## Aim of the exercise
Write out only the lines from the line containing "OCR this image." to the end of the listing below, both included, exactly as they stand. Drop the pictures.

(Some records)
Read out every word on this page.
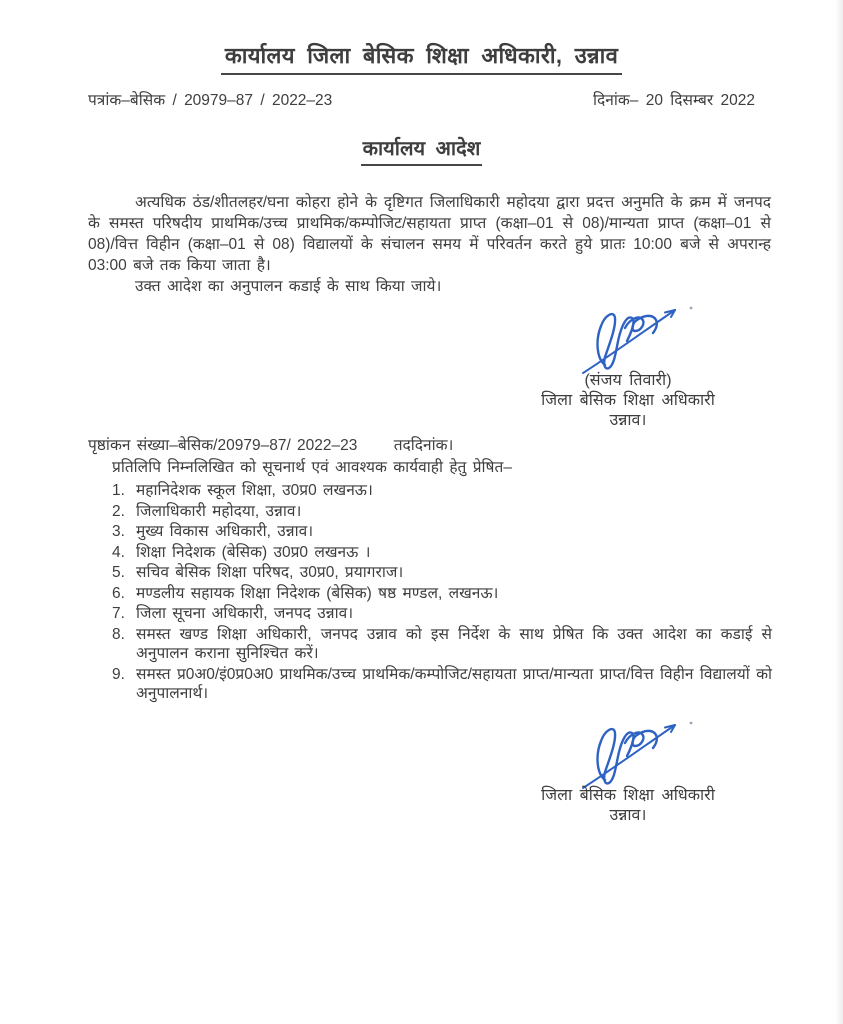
कार्यालय जिला बेसिक शिक्षा अधिकारी, उन्नाव
पत्रांक–बेसिक / 20979–87 / 2022–23	दिनांक– 20 दिसम्बर 2022
कार्यालय आदेश

अत्यधिक ठंड/शीतलहर/घना कोहरा होने के दृष्टिगत जिलाधिकारी महोदया द्वारा प्रदत्त अनुमति के क्रम में जनपद के समस्त परिषदीय प्राथमिक/उच्च प्राथमिक/कम्पोजिट/सहायता प्राप्त (कक्षा–01 से 08)/मान्यता प्राप्त (कक्षा–01 से 08)/वित्त विहीन (कक्षा–01 से 08) विद्यालयों के संचालन समय में परिवर्तन करते हुये प्रातः 10:00 बजे से अपरान्ह 03:00 बजे तक किया जाता है।

उक्त आदेश का अनुपालन कडाई के साथ किया जाये।

(संजय तिवारी)
जिला बेसिक शिक्षा अधिकारी
उन्नाव।
पृष्ठांकन संख्या–बेसिक/20979–87/ 2022–23 तददिनांक।
प्रतिलिपि निम्नलिखित को सूचनार्थ एवं आवश्यक कार्यवाही हेतु प्रेषित–
महानिदेशक स्कूल शिक्षा, उ0प्र0 लखनऊ।
जिलाधिकारी महोदया, उन्नाव।
मुख्य विकास अधिकारी, उन्नाव।
शिक्षा निदेशक (बेसिक) उ0प्र0 लखनऊ ।
सचिव बेसिक शिक्षा परिषद, उ0प्र0, प्रयागराज।
मण्डलीय सहायक शिक्षा निदेशक (बेसिक) षष्ठ मण्डल, लखनऊ।
जिला सूचना अधिकारी, जनपद उन्नाव।
समस्त खण्ड शिक्षा अधिकारी, जनपद उन्नाव को इस निर्देश के साथ प्रेषित कि उक्त आदेश का कडाई से अनुपालन कराना सुनिश्चित करें।
समस्त प्र0अ0/इं0प्र0अ0 प्राथमिक/उच्च प्राथमिक/कम्पोजिट/सहायता प्राप्त/मान्यता प्राप्त/वित्त विहीन विद्यालयों को अनुपालनार्थ।
जिला बेसिक शिक्षा अधिकारी
उन्नाव।
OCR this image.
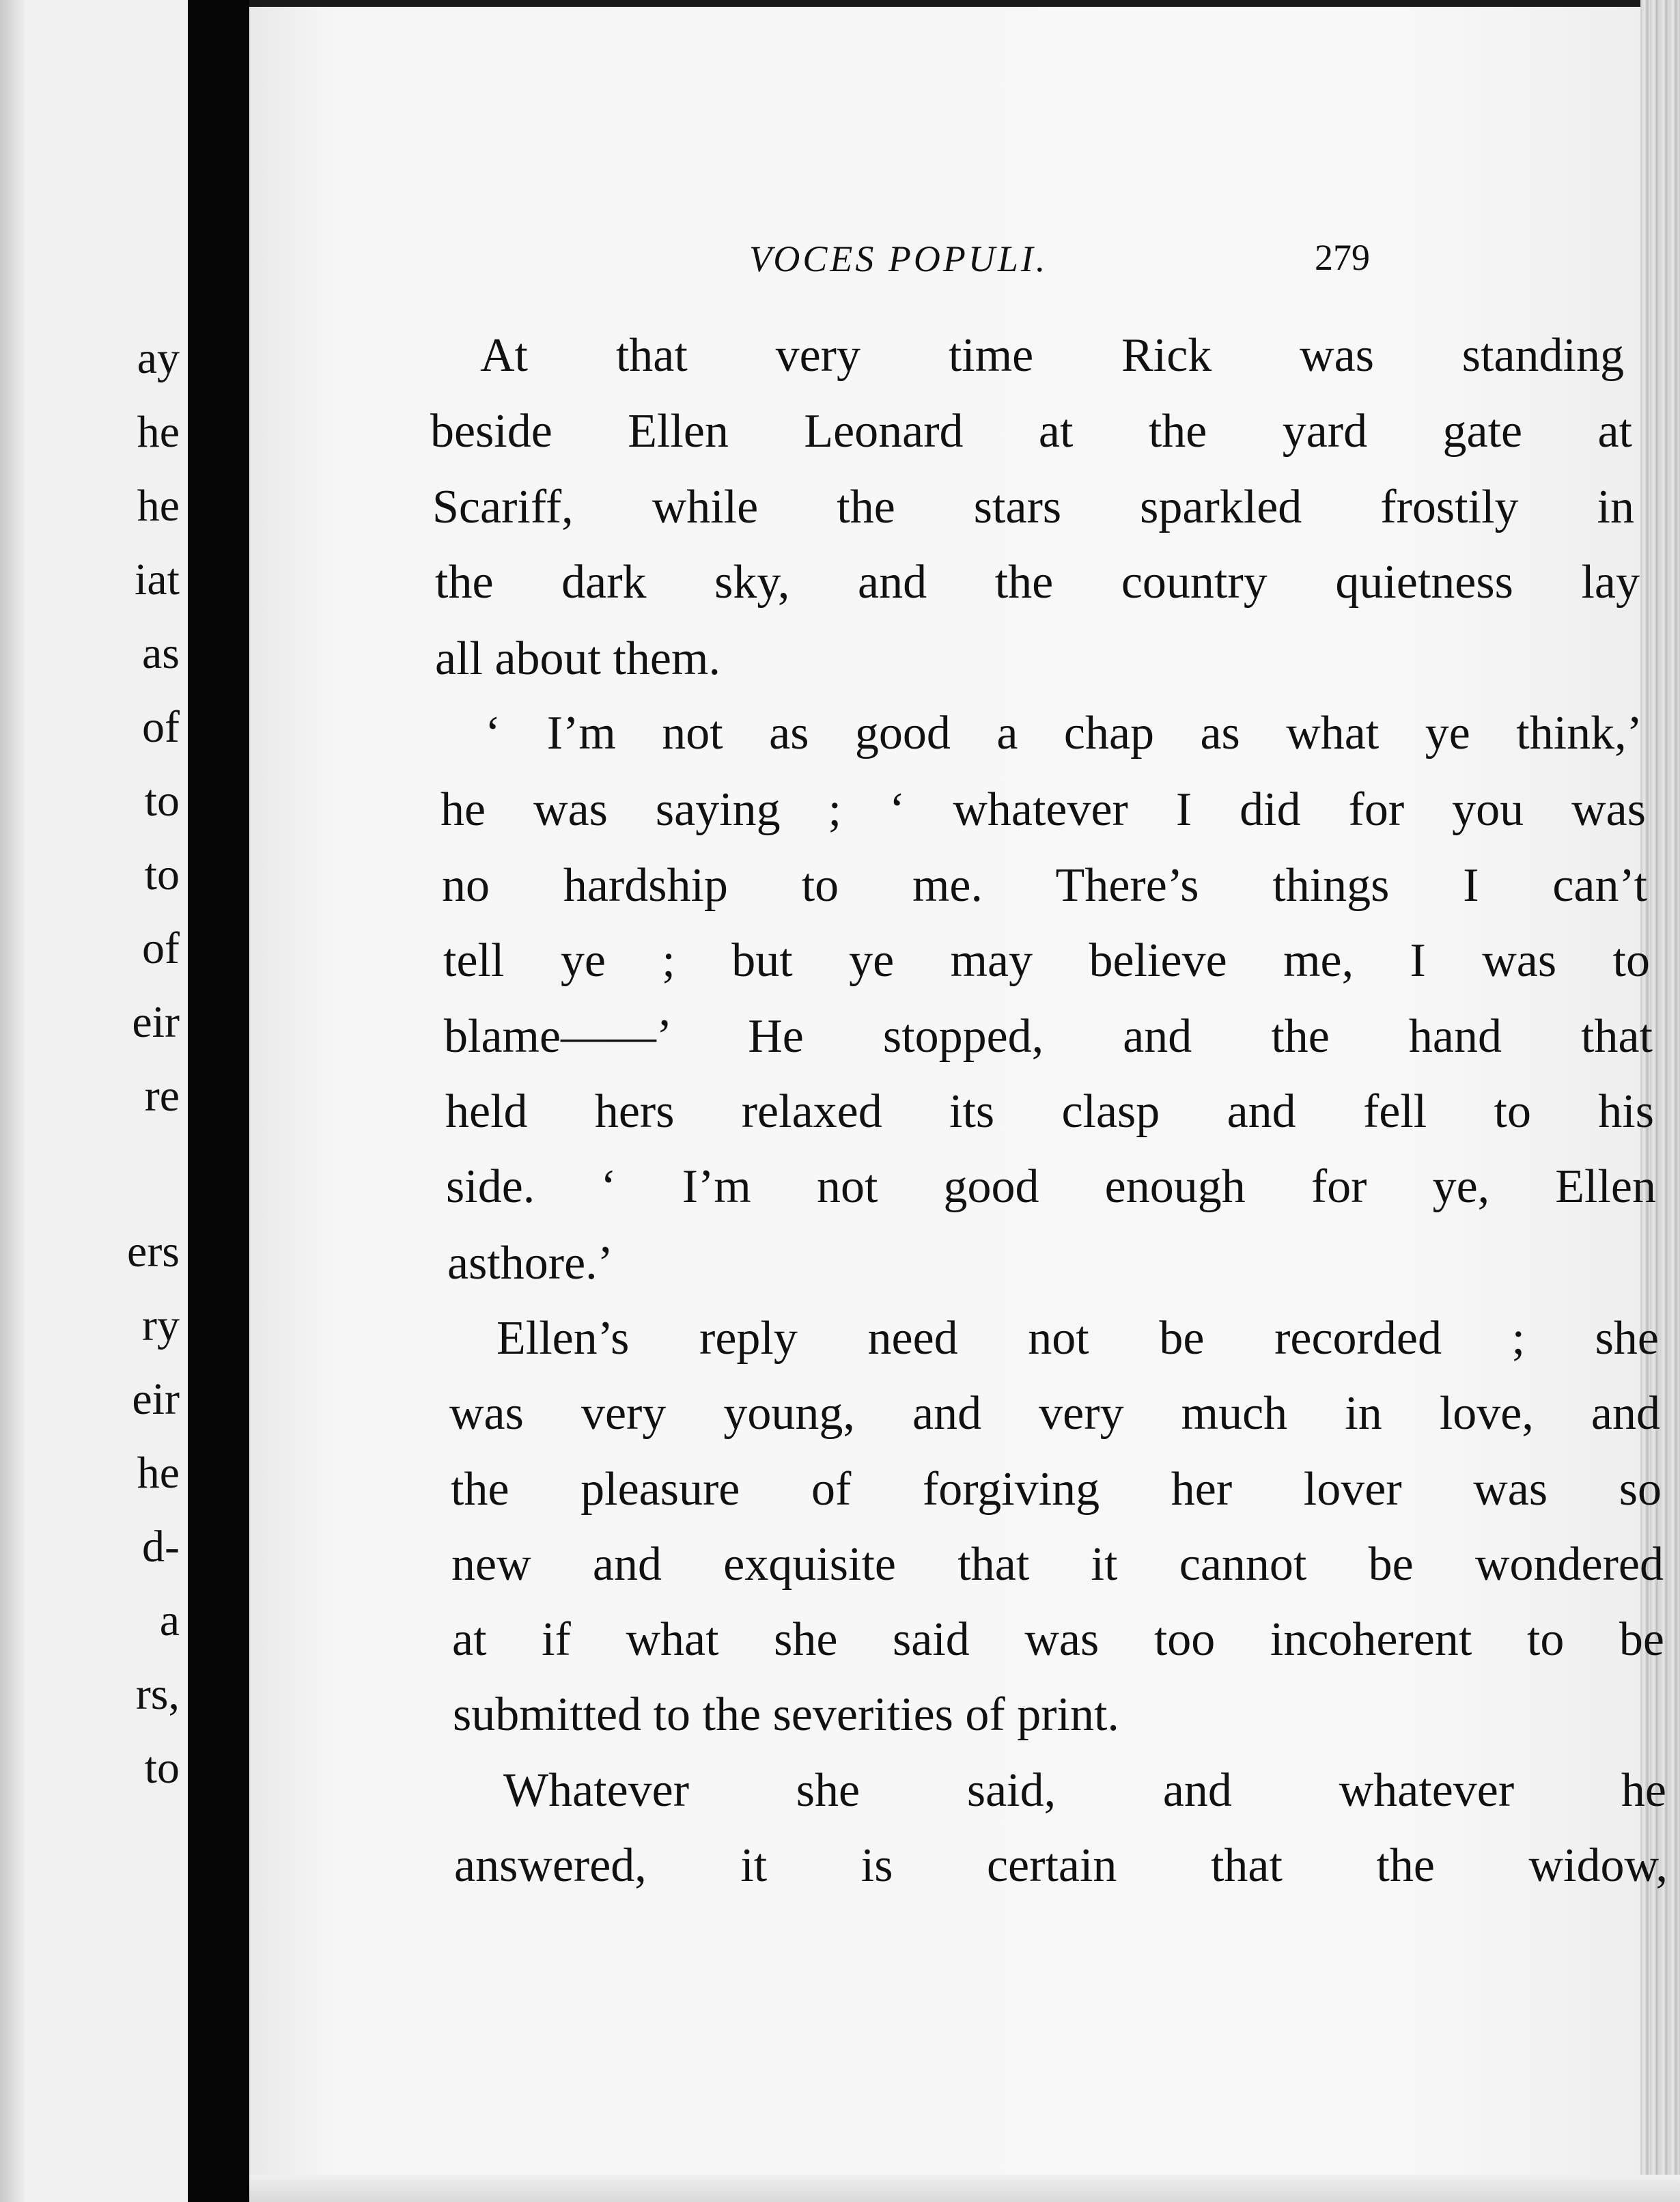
ay
he
he
iat
as
of
to
to
of
eir
re
ers
ry
eir
he
d-
a
rs,
to
VOCES POPULI.	279
At that very time Rick was standing
beside Ellen Leonard at the yard gate at
Scariff, while the stars sparkled frostily in
the dark sky, and the country quietness lay
all about them.
‘ I’m not as good a chap as what ye think,’
he was saying ; ‘ whatever I did for you was
no hardship to me. There’s things I can’t
tell ye ; but ye may believe me, I was to
blame——’ He stopped, and the hand that
held hers relaxed its clasp and fell to his
side. ‘ I’m not good enough for ye, Ellen
asthore.’
Ellen’s reply need not be recorded ; she
was very young, and very much in love, and
the pleasure of forgiving her lover was so
new and exquisite that it cannot be wondered
at if what she said was too incoherent to be
submitted to the severities of print.
Whatever she said, and whatever he
answered, it is certain that the widow,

## Correct result
OCR this image.
ay
he
he
iat
as
of
to
to
of
eir
re
ers
ry
eir
he
d-
a
rs,
to
VOCES POPULI.	279
At that very time Rick was standing
beside Ellen Leonard at the yard gate at
Scariff, while the stars sparkled frostily in
the dark sky, and the country quietness lay
all about them.
‘ I’m not as good a chap as what ye think,’
he was saying ; ‘ whatever I did for you was
no hardship to me. There’s things I can’t
tell ye ; but ye may believe me, I was to
blame——’ He stopped, and the hand that
held hers relaxed its clasp and fell to his
side. ‘ I’m not good enough for ye, Ellen
asthore.’
Ellen’s reply need not be recorded ; she
was very young, and very much in love, and
the pleasure of forgiving her lover was so
new and exquisite that it cannot be wondered
at if what she said was too incoherent to be
submitted to the severities of print.
Whatever she said, and whatever he
answered, it is certain that the widow,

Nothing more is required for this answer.